INSTRUCTIONS FOR THE TASK
Search the data below for "date"; list each line that holds it.

= = = = = = =

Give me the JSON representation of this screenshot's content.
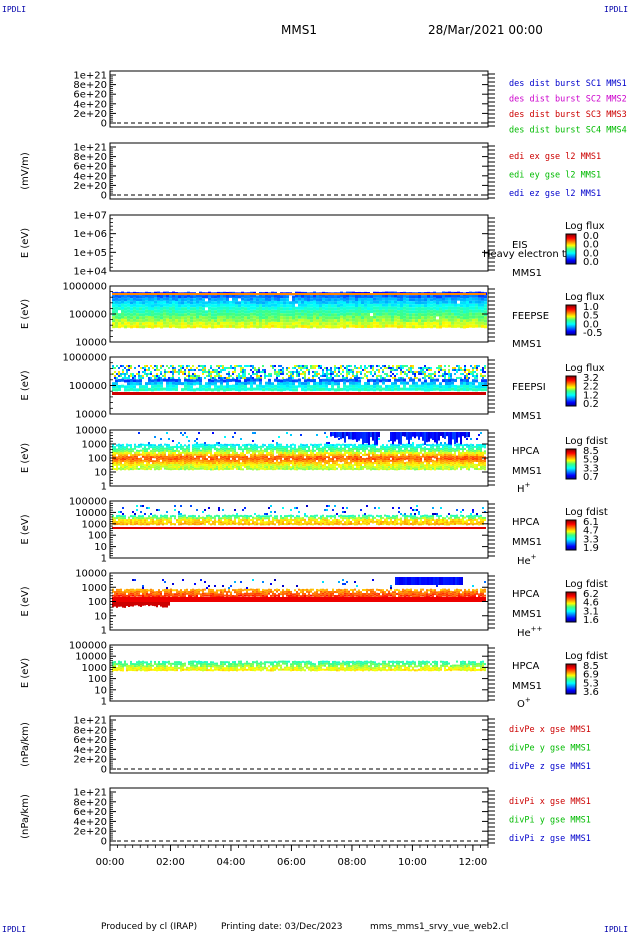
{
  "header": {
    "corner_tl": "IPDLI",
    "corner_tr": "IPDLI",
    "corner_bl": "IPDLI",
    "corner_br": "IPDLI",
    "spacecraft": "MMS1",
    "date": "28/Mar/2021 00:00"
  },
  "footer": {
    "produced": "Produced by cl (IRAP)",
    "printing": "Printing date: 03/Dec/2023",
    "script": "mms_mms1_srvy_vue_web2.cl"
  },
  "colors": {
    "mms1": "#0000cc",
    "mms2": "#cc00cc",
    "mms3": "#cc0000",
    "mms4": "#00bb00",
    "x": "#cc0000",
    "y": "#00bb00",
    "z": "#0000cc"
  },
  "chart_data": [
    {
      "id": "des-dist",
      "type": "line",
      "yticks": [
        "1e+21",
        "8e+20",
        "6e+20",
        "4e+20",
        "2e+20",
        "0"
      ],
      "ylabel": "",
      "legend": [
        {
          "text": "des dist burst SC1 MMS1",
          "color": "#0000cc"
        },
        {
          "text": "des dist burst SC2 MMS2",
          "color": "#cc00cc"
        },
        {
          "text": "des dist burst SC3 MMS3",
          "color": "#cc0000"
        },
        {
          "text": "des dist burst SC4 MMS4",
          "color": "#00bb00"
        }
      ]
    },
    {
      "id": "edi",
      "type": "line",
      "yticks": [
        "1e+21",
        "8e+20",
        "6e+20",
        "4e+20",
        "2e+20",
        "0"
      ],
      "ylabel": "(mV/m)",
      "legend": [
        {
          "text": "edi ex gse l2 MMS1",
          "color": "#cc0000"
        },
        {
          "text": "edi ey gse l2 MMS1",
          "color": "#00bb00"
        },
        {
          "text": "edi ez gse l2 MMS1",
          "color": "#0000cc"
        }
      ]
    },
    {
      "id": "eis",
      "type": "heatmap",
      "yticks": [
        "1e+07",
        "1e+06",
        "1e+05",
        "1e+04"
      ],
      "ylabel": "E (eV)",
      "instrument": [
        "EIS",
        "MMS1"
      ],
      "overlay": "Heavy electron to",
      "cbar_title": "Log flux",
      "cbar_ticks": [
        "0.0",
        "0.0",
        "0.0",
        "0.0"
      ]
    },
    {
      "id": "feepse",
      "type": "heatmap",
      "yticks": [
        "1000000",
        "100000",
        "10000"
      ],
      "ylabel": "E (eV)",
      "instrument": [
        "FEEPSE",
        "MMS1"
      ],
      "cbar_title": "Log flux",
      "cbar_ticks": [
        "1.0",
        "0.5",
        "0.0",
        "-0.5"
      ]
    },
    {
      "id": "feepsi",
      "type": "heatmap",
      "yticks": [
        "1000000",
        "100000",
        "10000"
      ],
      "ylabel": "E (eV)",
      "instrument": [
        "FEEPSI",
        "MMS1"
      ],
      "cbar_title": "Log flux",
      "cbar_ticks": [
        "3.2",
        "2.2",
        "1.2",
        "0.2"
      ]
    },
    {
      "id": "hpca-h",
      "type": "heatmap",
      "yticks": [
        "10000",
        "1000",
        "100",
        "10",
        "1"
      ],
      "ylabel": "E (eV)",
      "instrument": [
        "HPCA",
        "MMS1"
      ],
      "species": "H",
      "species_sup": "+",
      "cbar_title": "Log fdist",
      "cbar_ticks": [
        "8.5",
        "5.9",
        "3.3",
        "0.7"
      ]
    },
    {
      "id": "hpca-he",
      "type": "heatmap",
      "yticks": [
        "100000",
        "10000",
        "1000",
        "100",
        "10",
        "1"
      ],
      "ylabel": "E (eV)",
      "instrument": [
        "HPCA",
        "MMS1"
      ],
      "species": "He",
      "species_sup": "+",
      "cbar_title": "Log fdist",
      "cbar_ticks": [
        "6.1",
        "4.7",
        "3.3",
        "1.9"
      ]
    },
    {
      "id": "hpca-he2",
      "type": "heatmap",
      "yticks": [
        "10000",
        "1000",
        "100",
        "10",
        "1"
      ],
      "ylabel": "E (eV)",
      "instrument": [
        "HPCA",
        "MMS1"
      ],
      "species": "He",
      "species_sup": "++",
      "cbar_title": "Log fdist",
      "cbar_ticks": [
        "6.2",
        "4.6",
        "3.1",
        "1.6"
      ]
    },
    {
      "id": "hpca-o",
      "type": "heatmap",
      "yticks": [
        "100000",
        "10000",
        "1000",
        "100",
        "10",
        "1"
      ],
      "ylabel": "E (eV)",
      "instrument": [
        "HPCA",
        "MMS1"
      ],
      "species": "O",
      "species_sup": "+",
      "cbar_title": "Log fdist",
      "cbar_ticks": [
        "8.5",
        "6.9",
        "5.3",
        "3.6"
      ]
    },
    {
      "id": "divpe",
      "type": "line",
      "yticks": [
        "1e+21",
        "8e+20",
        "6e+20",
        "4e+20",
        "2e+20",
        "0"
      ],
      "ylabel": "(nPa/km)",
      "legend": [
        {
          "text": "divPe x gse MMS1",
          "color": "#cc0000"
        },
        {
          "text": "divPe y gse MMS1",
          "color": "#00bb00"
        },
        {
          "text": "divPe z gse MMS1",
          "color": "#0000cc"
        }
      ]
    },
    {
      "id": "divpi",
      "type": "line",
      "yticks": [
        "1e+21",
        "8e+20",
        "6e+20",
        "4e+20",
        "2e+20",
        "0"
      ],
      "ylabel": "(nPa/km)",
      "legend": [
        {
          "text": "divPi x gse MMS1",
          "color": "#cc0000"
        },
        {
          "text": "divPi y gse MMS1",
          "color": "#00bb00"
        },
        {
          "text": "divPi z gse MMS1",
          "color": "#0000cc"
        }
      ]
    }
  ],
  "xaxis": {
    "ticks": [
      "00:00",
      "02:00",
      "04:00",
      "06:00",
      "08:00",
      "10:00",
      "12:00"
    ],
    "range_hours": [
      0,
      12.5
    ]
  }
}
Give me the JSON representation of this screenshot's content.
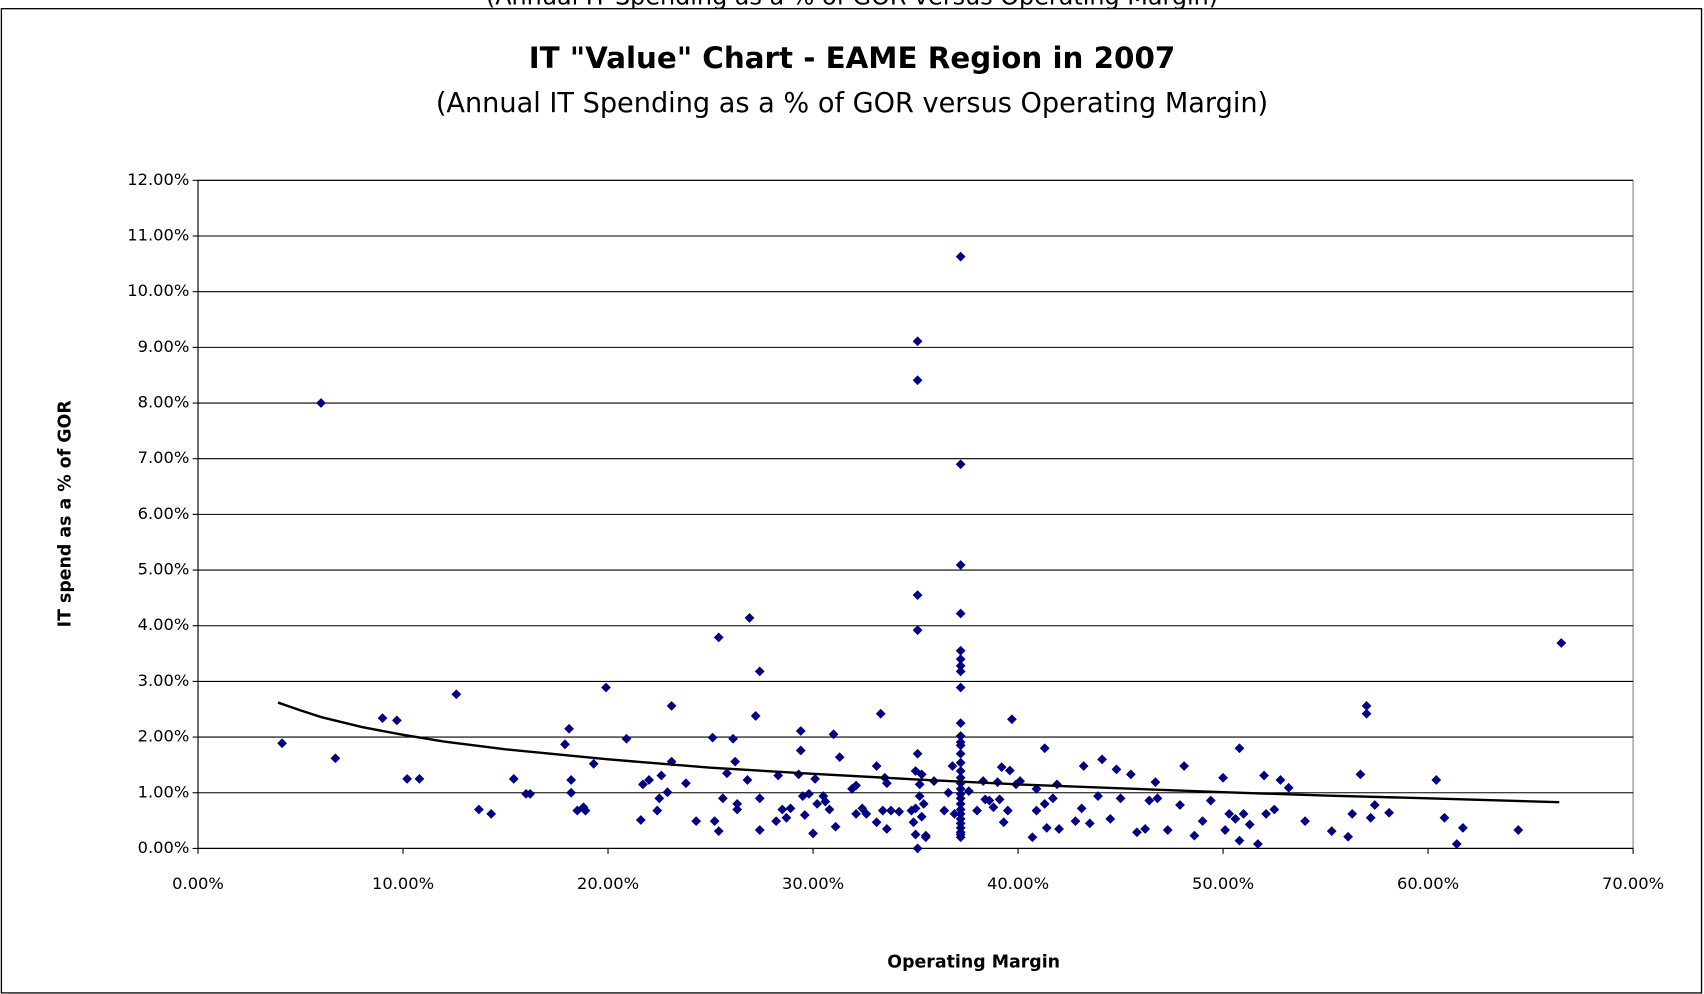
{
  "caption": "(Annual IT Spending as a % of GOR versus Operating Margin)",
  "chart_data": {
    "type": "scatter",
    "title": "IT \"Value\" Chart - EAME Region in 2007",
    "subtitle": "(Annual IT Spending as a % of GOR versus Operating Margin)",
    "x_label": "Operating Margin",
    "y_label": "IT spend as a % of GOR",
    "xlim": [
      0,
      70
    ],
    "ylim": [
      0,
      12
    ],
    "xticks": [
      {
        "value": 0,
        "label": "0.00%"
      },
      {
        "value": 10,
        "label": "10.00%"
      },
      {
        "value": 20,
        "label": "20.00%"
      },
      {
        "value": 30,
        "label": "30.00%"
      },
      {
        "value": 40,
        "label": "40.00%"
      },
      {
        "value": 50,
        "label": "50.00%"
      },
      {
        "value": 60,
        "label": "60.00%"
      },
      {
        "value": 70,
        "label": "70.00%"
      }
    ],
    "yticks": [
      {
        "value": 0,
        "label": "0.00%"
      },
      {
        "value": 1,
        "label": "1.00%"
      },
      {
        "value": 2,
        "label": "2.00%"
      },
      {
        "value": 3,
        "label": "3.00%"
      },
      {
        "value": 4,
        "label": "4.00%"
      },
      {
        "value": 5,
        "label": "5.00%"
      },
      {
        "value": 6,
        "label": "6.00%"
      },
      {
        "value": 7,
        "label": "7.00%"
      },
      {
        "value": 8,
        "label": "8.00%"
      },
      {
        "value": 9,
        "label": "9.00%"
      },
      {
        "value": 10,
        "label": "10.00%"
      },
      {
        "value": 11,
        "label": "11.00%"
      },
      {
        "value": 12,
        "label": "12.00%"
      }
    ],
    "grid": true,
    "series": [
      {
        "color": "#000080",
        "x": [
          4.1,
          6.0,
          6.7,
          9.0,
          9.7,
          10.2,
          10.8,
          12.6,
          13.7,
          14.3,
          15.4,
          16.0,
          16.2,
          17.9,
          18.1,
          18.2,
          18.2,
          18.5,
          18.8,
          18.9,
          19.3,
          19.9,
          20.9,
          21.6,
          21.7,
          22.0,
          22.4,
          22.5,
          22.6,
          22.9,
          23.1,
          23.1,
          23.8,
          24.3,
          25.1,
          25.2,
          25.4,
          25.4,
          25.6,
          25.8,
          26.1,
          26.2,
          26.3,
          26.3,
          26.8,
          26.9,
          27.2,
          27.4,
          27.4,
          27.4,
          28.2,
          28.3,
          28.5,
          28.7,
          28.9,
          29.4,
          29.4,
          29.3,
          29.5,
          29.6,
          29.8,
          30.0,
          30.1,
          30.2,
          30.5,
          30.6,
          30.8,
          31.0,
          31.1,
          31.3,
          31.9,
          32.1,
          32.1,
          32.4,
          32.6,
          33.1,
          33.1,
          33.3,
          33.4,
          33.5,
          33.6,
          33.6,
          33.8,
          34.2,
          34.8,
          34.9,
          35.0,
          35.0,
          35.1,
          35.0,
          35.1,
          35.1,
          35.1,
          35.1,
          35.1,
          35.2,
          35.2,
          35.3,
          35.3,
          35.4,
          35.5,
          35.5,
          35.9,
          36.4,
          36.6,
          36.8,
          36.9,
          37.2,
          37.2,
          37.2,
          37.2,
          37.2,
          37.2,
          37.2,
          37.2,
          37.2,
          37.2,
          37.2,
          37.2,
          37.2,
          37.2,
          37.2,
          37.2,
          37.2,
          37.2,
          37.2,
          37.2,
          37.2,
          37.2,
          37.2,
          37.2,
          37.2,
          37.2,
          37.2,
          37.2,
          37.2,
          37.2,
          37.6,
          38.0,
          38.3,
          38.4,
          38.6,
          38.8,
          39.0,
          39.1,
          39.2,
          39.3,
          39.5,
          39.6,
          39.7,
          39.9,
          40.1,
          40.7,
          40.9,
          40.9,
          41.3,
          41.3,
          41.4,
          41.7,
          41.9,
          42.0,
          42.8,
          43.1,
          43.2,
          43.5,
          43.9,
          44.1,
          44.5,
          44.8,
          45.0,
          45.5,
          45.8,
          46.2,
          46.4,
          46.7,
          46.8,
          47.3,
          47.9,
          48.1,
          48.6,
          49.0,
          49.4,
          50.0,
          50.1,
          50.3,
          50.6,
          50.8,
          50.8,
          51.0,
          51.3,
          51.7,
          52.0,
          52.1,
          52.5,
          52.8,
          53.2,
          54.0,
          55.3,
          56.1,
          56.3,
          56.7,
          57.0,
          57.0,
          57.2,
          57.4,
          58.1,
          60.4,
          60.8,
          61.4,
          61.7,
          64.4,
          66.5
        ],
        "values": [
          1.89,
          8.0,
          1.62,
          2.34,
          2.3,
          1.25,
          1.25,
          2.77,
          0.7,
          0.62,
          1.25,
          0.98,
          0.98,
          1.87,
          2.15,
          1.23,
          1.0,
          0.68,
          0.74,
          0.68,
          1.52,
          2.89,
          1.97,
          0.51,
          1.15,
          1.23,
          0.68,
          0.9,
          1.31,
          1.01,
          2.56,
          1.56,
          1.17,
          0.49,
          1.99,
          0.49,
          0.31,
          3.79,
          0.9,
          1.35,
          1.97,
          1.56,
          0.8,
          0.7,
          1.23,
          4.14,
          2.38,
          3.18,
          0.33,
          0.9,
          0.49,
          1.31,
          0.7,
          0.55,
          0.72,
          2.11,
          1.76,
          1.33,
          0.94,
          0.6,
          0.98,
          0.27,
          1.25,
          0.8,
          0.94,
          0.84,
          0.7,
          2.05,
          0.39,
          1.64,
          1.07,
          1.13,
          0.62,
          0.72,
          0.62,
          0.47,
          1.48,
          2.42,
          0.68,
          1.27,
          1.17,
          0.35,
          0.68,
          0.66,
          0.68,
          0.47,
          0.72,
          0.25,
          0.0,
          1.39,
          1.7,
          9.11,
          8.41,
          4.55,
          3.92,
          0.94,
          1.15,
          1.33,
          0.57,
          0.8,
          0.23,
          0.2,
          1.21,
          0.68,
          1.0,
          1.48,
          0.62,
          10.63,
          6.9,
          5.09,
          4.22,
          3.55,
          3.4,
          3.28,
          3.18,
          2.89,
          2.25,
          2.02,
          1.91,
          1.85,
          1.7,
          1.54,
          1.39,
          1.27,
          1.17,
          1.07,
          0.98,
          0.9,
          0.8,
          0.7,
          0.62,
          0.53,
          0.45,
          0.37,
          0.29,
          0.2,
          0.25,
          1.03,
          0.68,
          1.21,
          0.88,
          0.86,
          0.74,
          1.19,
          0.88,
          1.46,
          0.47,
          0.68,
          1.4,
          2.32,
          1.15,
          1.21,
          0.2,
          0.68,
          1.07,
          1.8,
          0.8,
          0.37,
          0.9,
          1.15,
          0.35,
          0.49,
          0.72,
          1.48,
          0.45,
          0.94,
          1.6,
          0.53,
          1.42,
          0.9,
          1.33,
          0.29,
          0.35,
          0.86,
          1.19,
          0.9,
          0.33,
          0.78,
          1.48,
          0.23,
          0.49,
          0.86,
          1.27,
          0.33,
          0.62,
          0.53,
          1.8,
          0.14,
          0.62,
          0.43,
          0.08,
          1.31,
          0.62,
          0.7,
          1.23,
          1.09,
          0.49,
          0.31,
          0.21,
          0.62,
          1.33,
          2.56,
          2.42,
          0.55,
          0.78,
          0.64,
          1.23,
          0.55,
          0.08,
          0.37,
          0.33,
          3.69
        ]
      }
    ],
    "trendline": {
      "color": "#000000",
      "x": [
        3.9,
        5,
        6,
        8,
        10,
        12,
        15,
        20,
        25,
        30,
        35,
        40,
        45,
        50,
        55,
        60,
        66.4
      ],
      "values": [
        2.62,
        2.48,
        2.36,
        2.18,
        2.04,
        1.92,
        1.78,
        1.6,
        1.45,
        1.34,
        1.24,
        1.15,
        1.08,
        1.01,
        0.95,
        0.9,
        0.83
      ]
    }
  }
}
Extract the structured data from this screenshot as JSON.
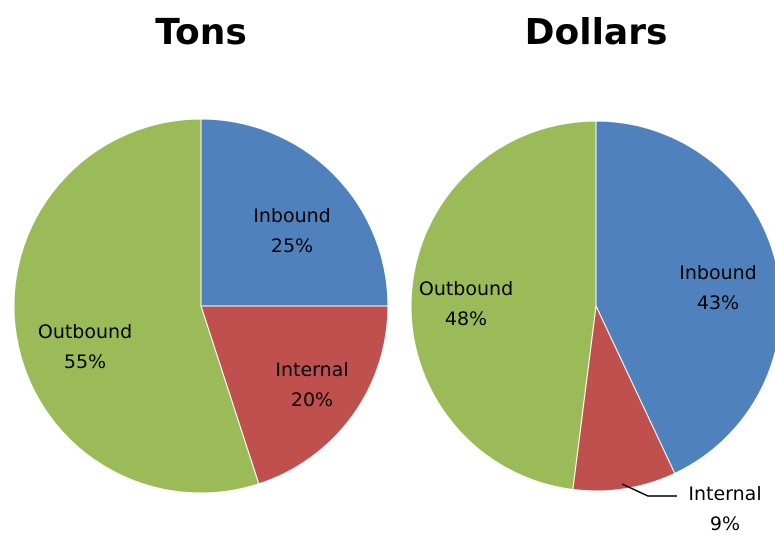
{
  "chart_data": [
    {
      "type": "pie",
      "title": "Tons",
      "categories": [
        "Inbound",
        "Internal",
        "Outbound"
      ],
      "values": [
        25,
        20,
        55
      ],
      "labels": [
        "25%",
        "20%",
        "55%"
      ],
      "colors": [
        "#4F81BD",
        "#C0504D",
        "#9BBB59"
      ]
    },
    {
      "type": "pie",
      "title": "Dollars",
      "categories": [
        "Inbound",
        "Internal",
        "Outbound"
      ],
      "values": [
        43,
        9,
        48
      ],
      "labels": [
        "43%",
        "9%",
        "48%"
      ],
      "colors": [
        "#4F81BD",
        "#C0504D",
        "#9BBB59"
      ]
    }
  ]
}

= = = = = = =

REPLY
    "date": "28/Mar/2021 00:00"
    "printing": "Printing date: 03/Dec/2023",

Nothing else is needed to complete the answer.